Output only the lines that run from the line holding "Type out the text in this image." to the end of the entries, both ends included, and skip the pictures.

[Part of a data file]
==*==
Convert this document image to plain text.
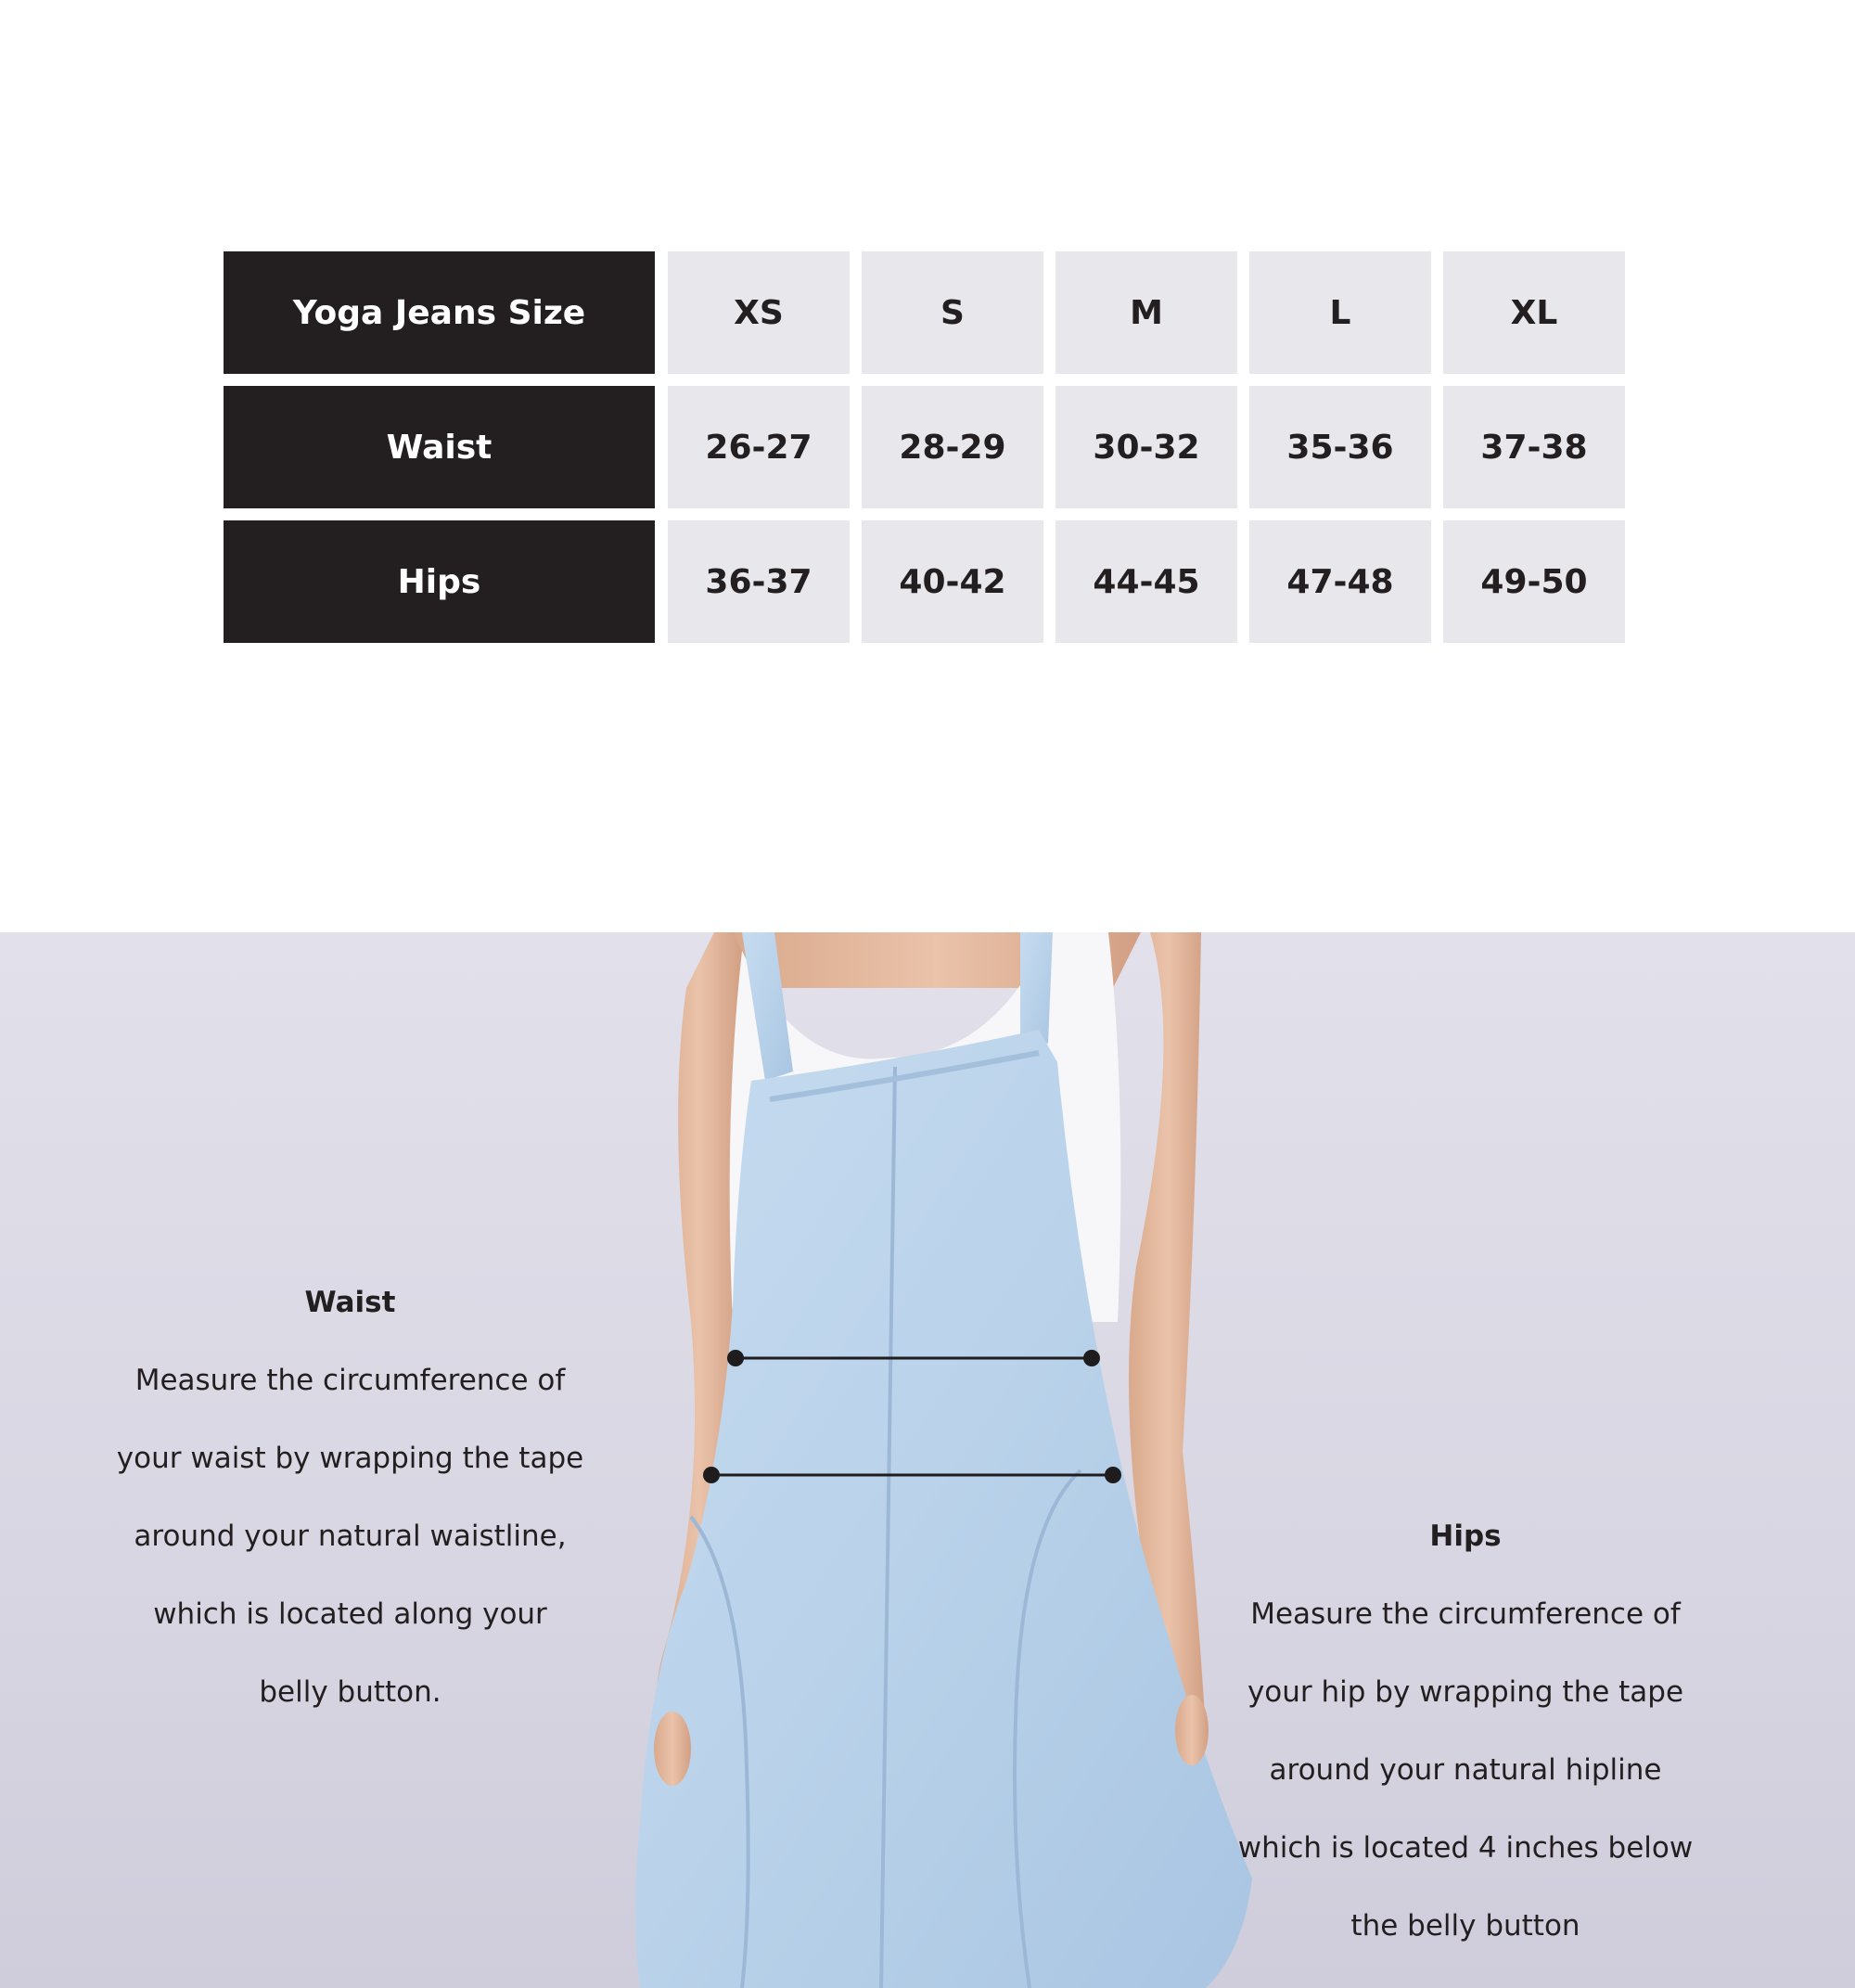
Yoga Jeans Size	XS	S	M	L	XL
Waist	26-27	28-29	30-32	35-36	37-38
Hips	36-37	40-42	44-45	47-48	49-50
Waist

Measure the circumference of

your waist by wrapping the tape

around your natural waistline,

which is located along your

belly button.

Hips

Measure the circumference of

your hip by wrapping the tape

around your natural hipline

which is located 4 inches below

the belly button
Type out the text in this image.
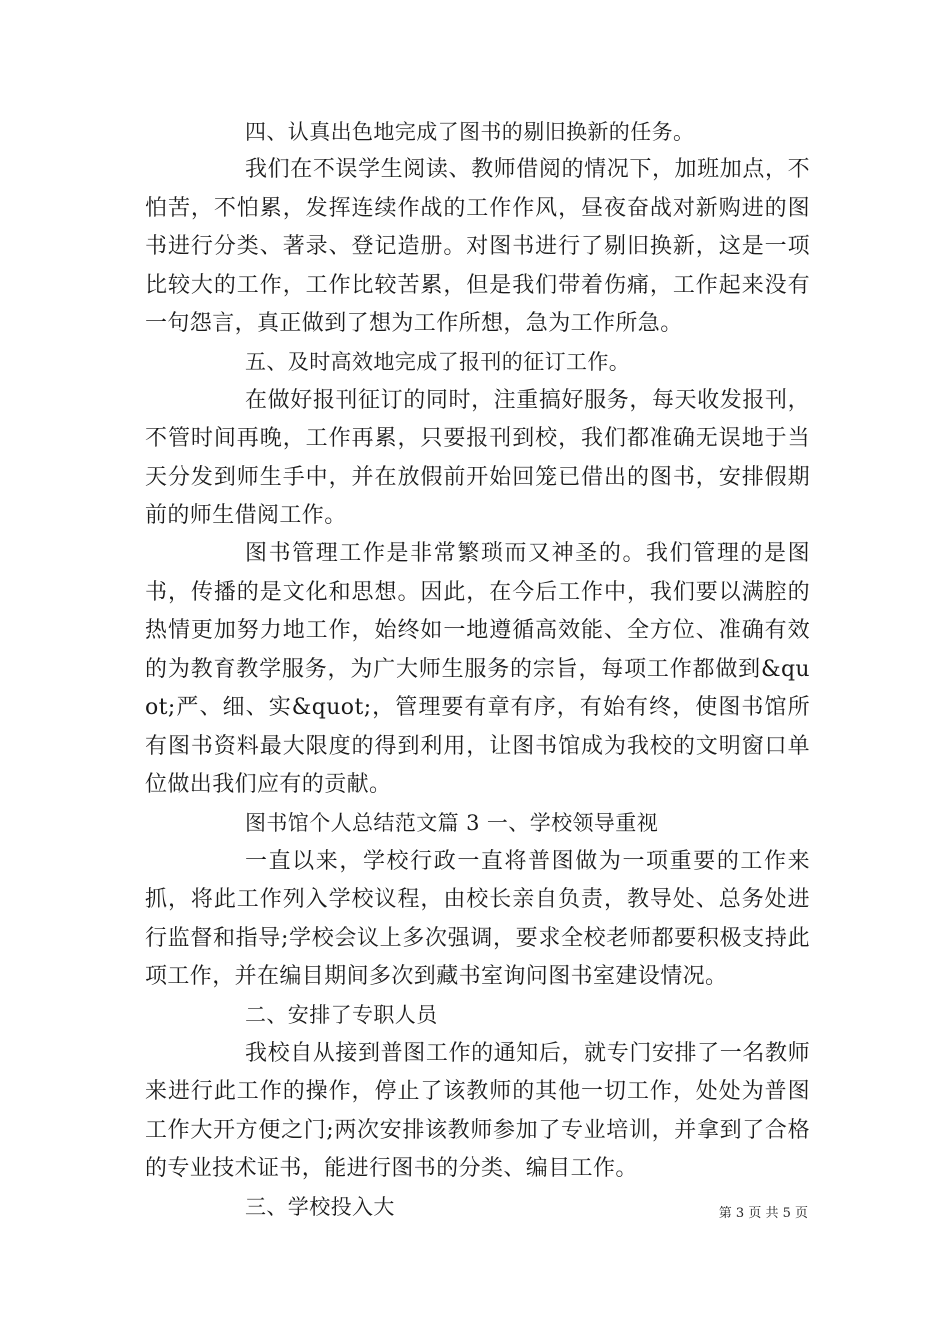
四、认真出色地完成了图书的剔旧换新的任务。

我们在不误学生阅读、教师借阅的情况下，加班加点，不怕苦，不怕累，发挥连续作战的工作作风，昼夜奋战对新购进的图书进行分类、著录、登记造册。对图书进行了剔旧换新，这是一项比较大的工作，工作比较苦累，但是我们带着伤痛，工作起来没有一句怨言，真正做到了想为工作所想，急为工作所急。

五、及时高效地完成了报刊的征订工作。

在做好报刊征订的同时，注重搞好服务，每天收发报刊，不管时间再晚，工作再累，只要报刊到校，我们都准确无误地于当天分发到师生手中，并在放假前开始回笼已借出的图书，安排假期前的师生借阅工作。

图书管理工作是非常繁琐而又神圣的。我们管理的是图书，传播的是文化和思想。因此，在今后工作中，我们要以满腔的热情更加努力地工作，始终如一地遵循高效能、全方位、准确有效的为教育教学服务，为广大师生服务的宗旨，每项工作都做到&quot;严、细、实&quot;，管理要有章有序，有始有终，使图书馆所有图书资料最大限度的得到利用，让图书馆成为我校的文明窗口单位做出我们应有的贡献。

图书馆个人总结范文篇 3 一、学校领导重视

一直以来，学校行政一直将普图做为一项重要的工作来抓，将此工作列入学校议程，由校长亲自负责，教导处、总务处进行监督和指导;学校会议上多次强调，要求全校老师都要积极支持此项工作，并在编目期间多次到藏书室询问图书室建设情况。

二、安排了专职人员

我校自从接到普图工作的通知后，就专门安排了一名教师来进行此工作的操作，停止了该教师的其他一切工作，处处为普图工作大开方便之门;两次安排该教师参加了专业培训，并拿到了合格的专业技术证书，能进行图书的分类、编目工作。

三、学校投入大	第 3 页 共 5 页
==*==
* RESULT FOR THIS EXERCISE:
Type out the text in this image.
四、认真出色地完成了图书的剔旧换新的任务。

我们在不误学生阅读、教师借阅的情况下，加班加点，不怕苦，不怕累，发挥连续作战的工作作风，昼夜奋战对新购进的图书进行分类、著录、登记造册。对图书进行了剔旧换新，这是一项比较大的工作，工作比较苦累，但是我们带着伤痛，工作起来没有一句怨言，真正做到了想为工作所想，急为工作所急。

五、及时高效地完成了报刊的征订工作。

在做好报刊征订的同时，注重搞好服务，每天收发报刊，不管时间再晚，工作再累，只要报刊到校，我们都准确无误地于当天分发到师生手中，并在放假前开始回笼已借出的图书，安排假期前的师生借阅工作。

图书管理工作是非常繁琐而又神圣的。我们管理的是图书，传播的是文化和思想。因此，在今后工作中，我们要以满腔的热情更加努力地工作，始终如一地遵循高效能、全方位、准确有效的为教育教学服务，为广大师生服务的宗旨，每项工作都做到&quot;严、细、实&quot;，管理要有章有序，有始有终，使图书馆所有图书资料最大限度的得到利用，让图书馆成为我校的文明窗口单位做出我们应有的贡献。

图书馆个人总结范文篇 3 一、学校领导重视

一直以来，学校行政一直将普图做为一项重要的工作来抓，将此工作列入学校议程，由校长亲自负责，教导处、总务处进行监督和指导;学校会议上多次强调，要求全校老师都要积极支持此项工作，并在编目期间多次到藏书室询问图书室建设情况。

二、安排了专职人员

我校自从接到普图工作的通知后，就专门安排了一名教师来进行此工作的操作，停止了该教师的其他一切工作，处处为普图工作大开方便之门;两次安排该教师参加了专业培训，并拿到了合格的专业技术证书，能进行图书的分类、编目工作。

三、学校投入大	第 3 页 共 5 页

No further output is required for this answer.